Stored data
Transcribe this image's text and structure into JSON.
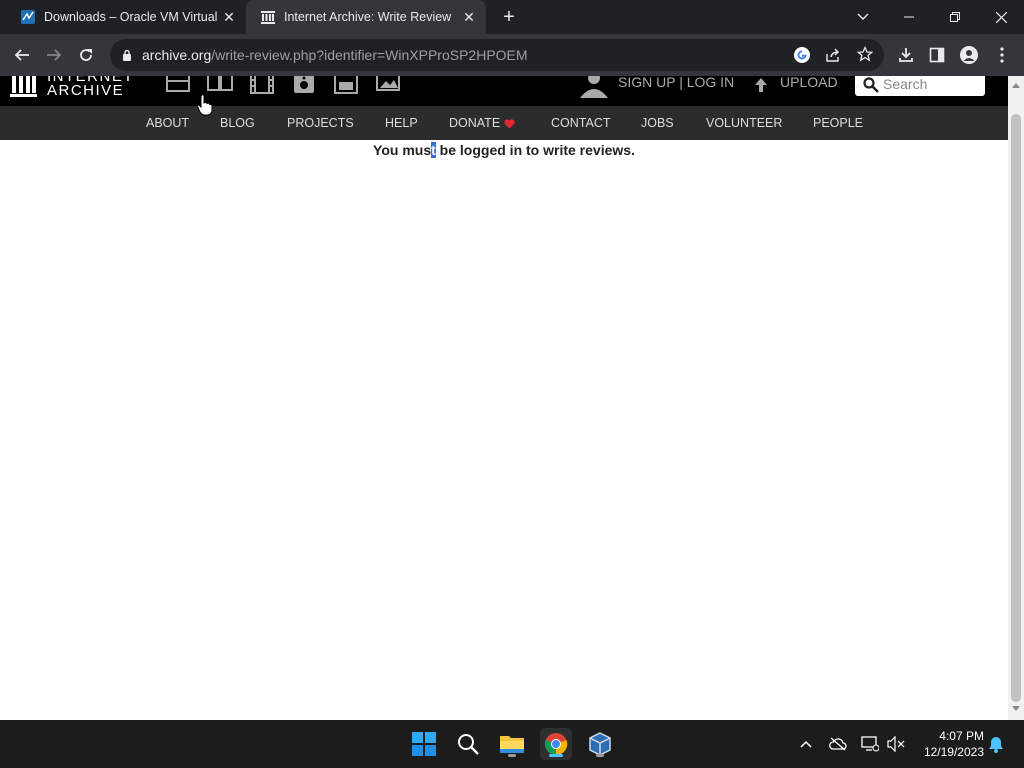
{
  "browser": {
    "tabs": [
      {
        "title": "Downloads – Oracle VM VirtualBox",
        "active": false
      },
      {
        "title": "Internet Archive: Write Review",
        "active": true
      }
    ],
    "url_host": "archive.org",
    "url_path": "/write-review.php?identifier=WinXPProSP2HPOEM",
    "colors": {
      "chrome_dark": "#202124",
      "chrome_toolbar": "#35363a"
    }
  },
  "site": {
    "logo_line1": "INTERNET",
    "logo_line2": "ARCHIVE",
    "media_icons": [
      "web-icon",
      "texts-icon",
      "video-icon",
      "audio-icon",
      "software-icon",
      "images-icon"
    ],
    "signup_login": "SIGN UP | LOG IN",
    "upload": "UPLOAD",
    "search_placeholder": "Search",
    "nav": [
      "ABOUT",
      "BLOG",
      "PROJECTS",
      "HELP",
      "DONATE",
      "CONTACT",
      "JOBS",
      "VOLUNTEER",
      "PEOPLE"
    ],
    "donate_heart_color": "#e0282e",
    "message_before": "You mus",
    "message_selected": "t",
    "message_after": " be logged in to write reviews."
  },
  "taskbar": {
    "apps": [
      "windows-start-icon",
      "search-icon",
      "file-explorer-icon",
      "chrome-icon",
      "virtualbox-icon"
    ],
    "time": "4:07 PM",
    "date": "12/19/2023"
  }
}
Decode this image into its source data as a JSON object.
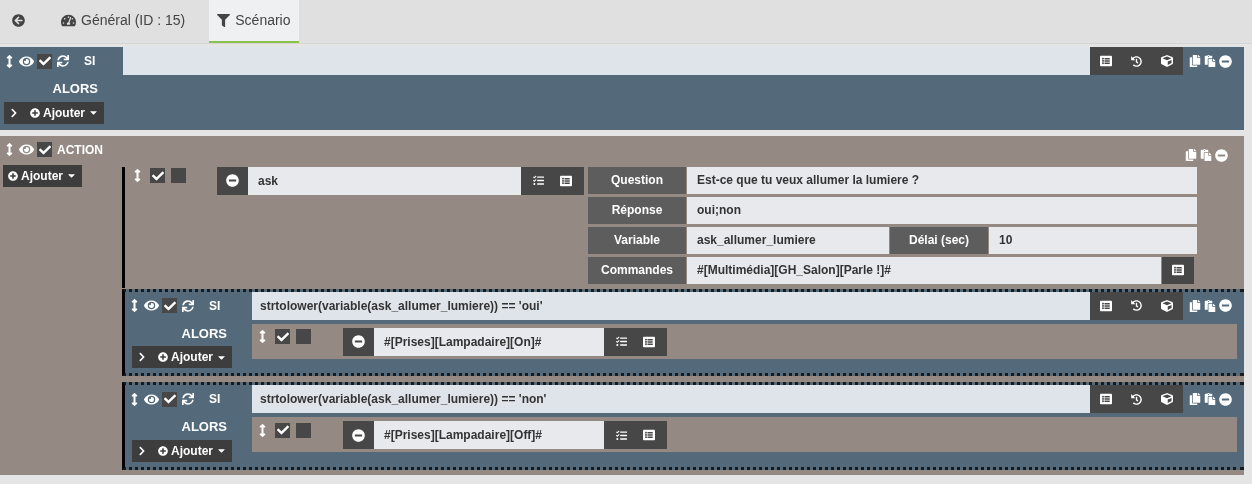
{
  "tabs": [
    {
      "kind": "back",
      "selected": false
    },
    {
      "kind": "general",
      "label": "Général (ID : 15)",
      "selected": false
    },
    {
      "kind": "scenario",
      "label": "Scénario",
      "selected": true
    }
  ],
  "blocks": [
    {
      "kind": "if",
      "keyword": "SI",
      "enabled": true,
      "then_label": "ALORS",
      "add_label": "Ajouter"
    },
    {
      "kind": "action",
      "keyword": "ACTION",
      "enabled": true,
      "add_label": "Ajouter",
      "elements": [
        {
          "kind": "action",
          "enabled": true,
          "parallel": false,
          "command": "ask",
          "options": [
            {
              "kind": "text",
              "fields": [
                {
                  "label": "Question",
                  "value": "Est-ce que tu veux allumer la lumiere ?"
                }
              ]
            },
            {
              "kind": "text",
              "fields": [
                {
                  "label": "Réponse",
                  "value": "oui;non"
                }
              ]
            },
            {
              "kind": "text",
              "fields": [
                {
                  "label": "Variable",
                  "value": "ask_allumer_lumiere"
                },
                {
                  "label": "Délai (sec)",
                  "value": "10"
                }
              ]
            },
            {
              "kind": "command",
              "fields": [
                {
                  "label": "Commandes",
                  "value": "#[Multimédia][GH_Salon][Parle !]#"
                }
              ]
            }
          ]
        },
        {
          "kind": "if",
          "keyword": "SI",
          "enabled": true,
          "condition": "strtolower(variable(ask_allumer_lumiere)) == 'oui'",
          "then_label": "ALORS",
          "add_label": "Ajouter",
          "actions": [
            {
              "enabled": true,
              "parallel": false,
              "command": "#[Prises][Lampadaire][On]#"
            }
          ]
        },
        {
          "kind": "if",
          "keyword": "SI",
          "enabled": true,
          "condition": "strtolower(variable(ask_allumer_lumiere)) == 'non'",
          "then_label": "ALORS",
          "add_label": "Ajouter",
          "actions": [
            {
              "enabled": true,
              "parallel": false,
              "command": "#[Prises][Lampadaire][Off]#"
            }
          ]
        }
      ]
    }
  ]
}
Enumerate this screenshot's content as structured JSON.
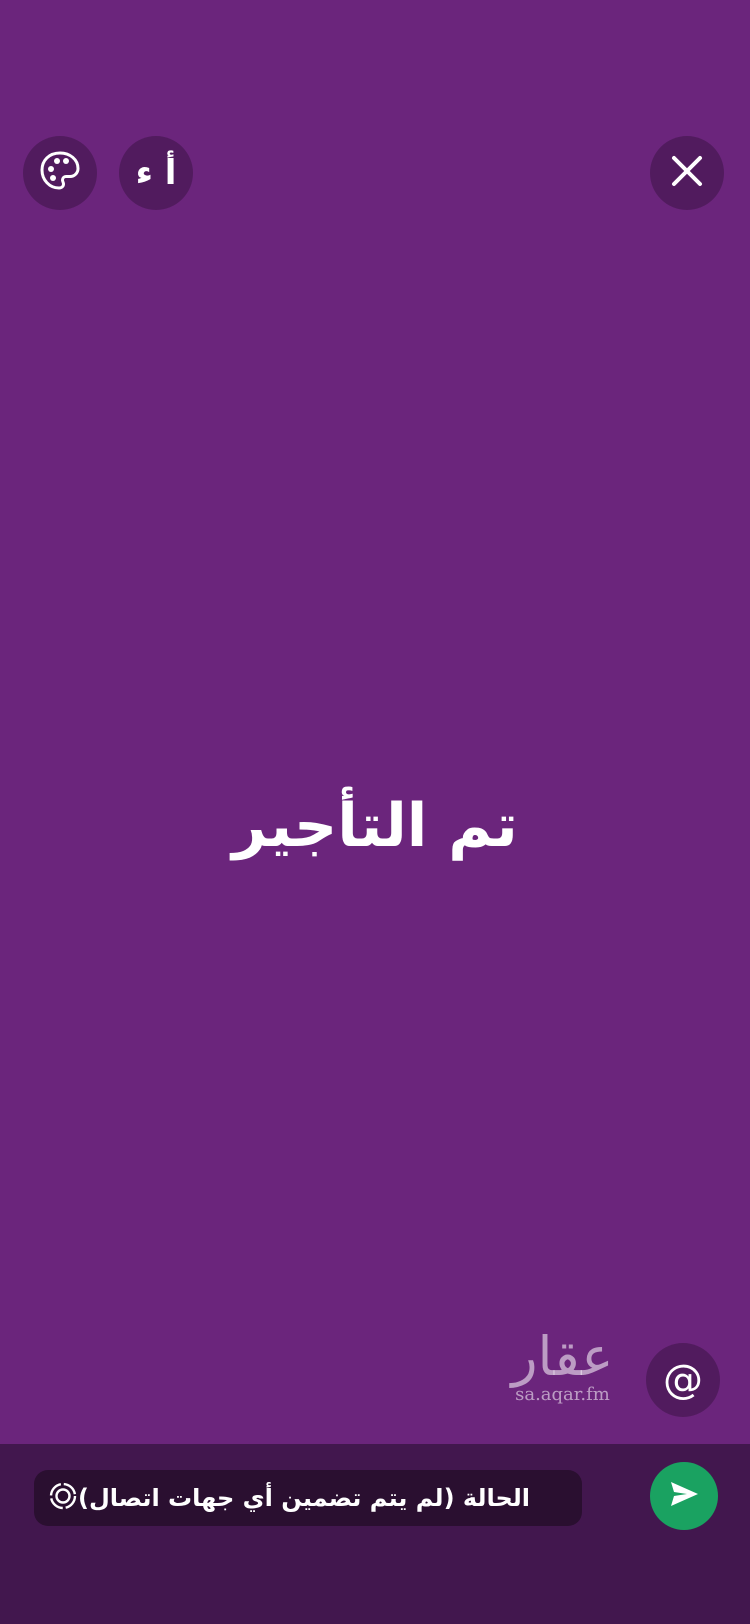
{
  "toolbar": {
    "font_button_label": "أ ء"
  },
  "status": {
    "text": "تم التأجير"
  },
  "mention": {
    "label": "@"
  },
  "watermark": {
    "logo_text": "عقار",
    "url": "sa.aqar.fm"
  },
  "bottom_bar": {
    "privacy_label": "الحالة (لم يتم تضمين أي جهات اتصال)"
  },
  "colors": {
    "background": "#6b257c",
    "bottom_bar": "#42174e",
    "send_button": "#1aa261"
  },
  "icons": {
    "close": "close-icon",
    "palette": "palette-icon",
    "privacy": "status-ring-icon",
    "send": "send-icon"
  }
}
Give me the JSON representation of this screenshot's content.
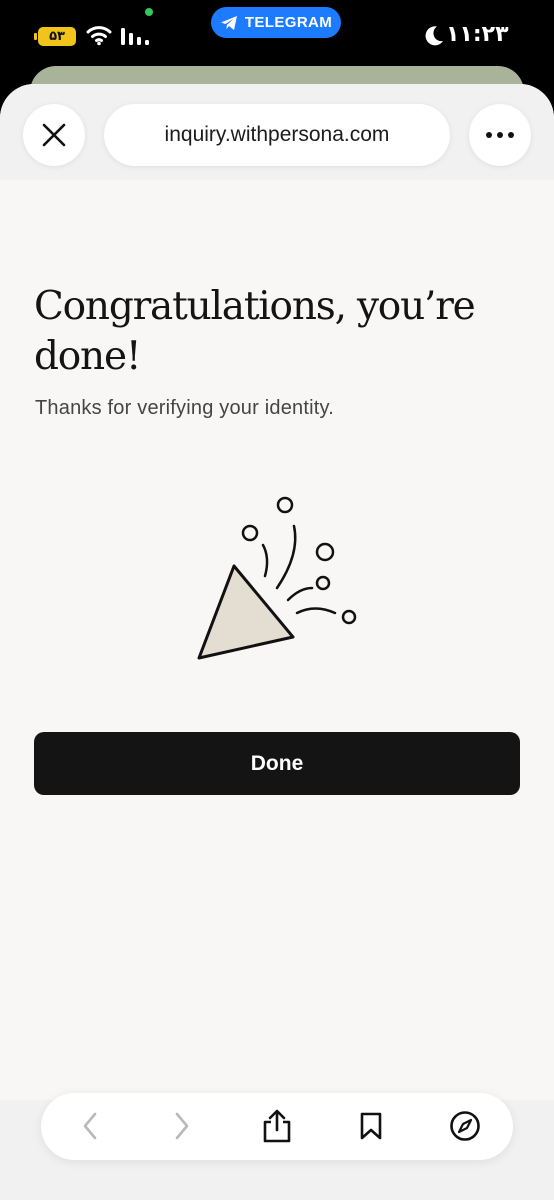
{
  "status_bar": {
    "time": "۱۱:۲۳",
    "battery_label": "۵۳",
    "app_pill_label": "TELEGRAM",
    "icons": [
      "battery-icon",
      "wifi-icon",
      "signal-icon",
      "telegram-icon",
      "moon-icon"
    ]
  },
  "browser": {
    "url": "inquiry.withpersona.com",
    "close_icon": "close-icon",
    "more_icon": "more-icon"
  },
  "page": {
    "heading": "Congratulations, you’re done!",
    "subtitle": "Thanks for verifying your identity.",
    "illustration_icon": "party-popper-icon",
    "done_label": "Done"
  },
  "toolbar": {
    "icons": [
      "back-icon",
      "forward-icon",
      "share-icon",
      "bookmarks-icon",
      "compass-icon"
    ]
  },
  "colors": {
    "background": "#f8f7f5",
    "button": "#141414",
    "telegram": "#1d7bff",
    "battery": "#f0c419",
    "popper_fill": "#e3ddd2"
  }
}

# PROBLEM REQUIREMENTS
Print all of the entries word for word. Omit the pictures they contain.

# WRITTEN ANSWER
Transcribe this image's text and structure into JSON.
{
  "browser": {
    "tabs": [
      {
        "title": "Downloads – Oracle VM VirtualBox",
        "active": false
      },
      {
        "title": "Internet Archive: Write Review",
        "active": true
      }
    ],
    "url_host": "archive.org",
    "url_path": "/write-review.php?identifier=WinXPProSP2HPOEM",
    "colors": {
      "chrome_dark": "#202124",
      "chrome_toolbar": "#35363a"
    }
  },
  "site": {
    "logo_line1": "INTERNET",
    "logo_line2": "ARCHIVE",
    "media_icons": [
      "web-icon",
      "texts-icon",
      "video-icon",
      "audio-icon",
      "software-icon",
      "images-icon"
    ],
    "signup_login": "SIGN UP | LOG IN",
    "upload": "UPLOAD",
    "search_placeholder": "Search",
    "nav": [
      "ABOUT",
      "BLOG",
      "PROJECTS",
      "HELP",
      "DONATE",
      "CONTACT",
      "JOBS",
      "VOLUNTEER",
      "PEOPLE"
    ],
    "donate_heart_color": "#e0282e",
    "message_before": "You mus",
    "message_selected": "t",
    "message_after": " be logged in to write reviews."
  },
  "taskbar": {
    "apps": [
      "windows-start-icon",
      "search-icon",
      "file-explorer-icon",
      "chrome-icon",
      "virtualbox-icon"
    ],
    "time": "4:07 PM",
    "date": "12/19/2023"
  }
}
Decode this image into its source data as a JSON object.
{
  "tabs": [
    {
      "kind": "back",
      "selected": false
    },
    {
      "kind": "general",
      "label": "Général (ID : 15)",
      "selected": false
    },
    {
      "kind": "scenario",
      "label": "Scénario",
      "selected": true
    }
  ],
  "blocks": [
    {
      "kind": "if",
      "keyword": "SI",
      "enabled": true,
      "then_label": "ALORS",
      "add_label": "Ajouter"
    },
    {
      "kind": "action",
      "keyword": "ACTION",
      "enabled": true,
      "add_label": "Ajouter",
      "elements": [
        {
          "kind": "action",
          "enabled": true,
          "parallel": false,
          "command": "ask",
          "options": [
            {
              "kind": "text",
              "fields": [
                {
                  "label": "Question",
                  "value": "Est-ce que tu veux allumer la lumiere ?"
                }
              ]
            },
            {
              "kind": "text",
              "fields": [
                {
                  "label": "Réponse",
                  "value": "oui;non"
                }
              ]
            },
            {
              "kind": "text",
              "fields": [
                {
                  "label": "Variable",
                  "value": "ask_allumer_lumiere"
                },
                {
                  "label": "Délai (sec)",
                  "value": "10"
                }
              ]
            },
            {
              "kind": "command",
              "fields": [
                {
                  "label": "Commandes",
                  "value": "#[Multimédia][GH_Salon][Parle !]#"
                }
              ]
            }
          ]
        },
        {
          "kind": "if",
          "keyword": "SI",
          "enabled": true,
          "condition": "strtolower(variable(ask_allumer_lumiere)) == 'oui'",
          "then_label": "ALORS",
          "add_label": "Ajouter",
          "actions": [
            {
              "enabled": true,
              "parallel": false,
              "command": "#[Prises][Lampadaire][On]#"
            }
          ]
        },
        {
          "kind": "if",
          "keyword": "SI",
          "enabled": true,
          "condition": "strtolower(variable(ask_allumer_lumiere)) == 'non'",
          "then_label": "ALORS",
          "add_label": "Ajouter",
          "actions": [
            {
              "enabled": true,
              "parallel": false,
              "command": "#[Prises][Lampadaire][Off]#"
            }
          ]
        }
      ]
    }
  ]
}
Enumerate this screenshot's content as structured JSON.
{
  "toolbar": {
    "font_button_label": "أ ء"
  },
  "status": {
    "text": "تم التأجير"
  },
  "mention": {
    "label": "@"
  },
  "watermark": {
    "logo_text": "عقار",
    "url": "sa.aqar.fm"
  },
  "bottom_bar": {
    "privacy_label": "الحالة (لم يتم تضمين أي جهات اتصال)"
  },
  "colors": {
    "background": "#6b257c",
    "bottom_bar": "#42174e",
    "send_button": "#1aa261"
  },
  "icons": {
    "close": "close-icon",
    "palette": "palette-icon",
    "privacy": "status-ring-icon",
    "send": "send-icon"
  }
}
Give me the JSON representation of this screenshot's content.
{
  "status_bar": {
    "time": "۱۱:۲۳",
    "battery_label": "۵۳",
    "app_pill_label": "TELEGRAM",
    "icons": [
      "battery-icon",
      "wifi-icon",
      "signal-icon",
      "telegram-icon",
      "moon-icon"
    ]
  },
  "browser": {
    "url": "inquiry.withpersona.com",
    "close_icon": "close-icon",
    "more_icon": "more-icon"
  },
  "page": {
    "heading": "Congratulations, you’re done!",
    "subtitle": "Thanks for verifying your identity.",
    "illustration_icon": "party-popper-icon",
    "done_label": "Done"
  },
  "toolbar": {
    "icons": [
      "back-icon",
      "forward-icon",
      "share-icon",
      "bookmarks-icon",
      "compass-icon"
    ]
  },
  "colors": {
    "background": "#f8f7f5",
    "button": "#141414",
    "telegram": "#1d7bff",
    "battery": "#f0c419",
    "popper_fill": "#e3ddd2"
  }
}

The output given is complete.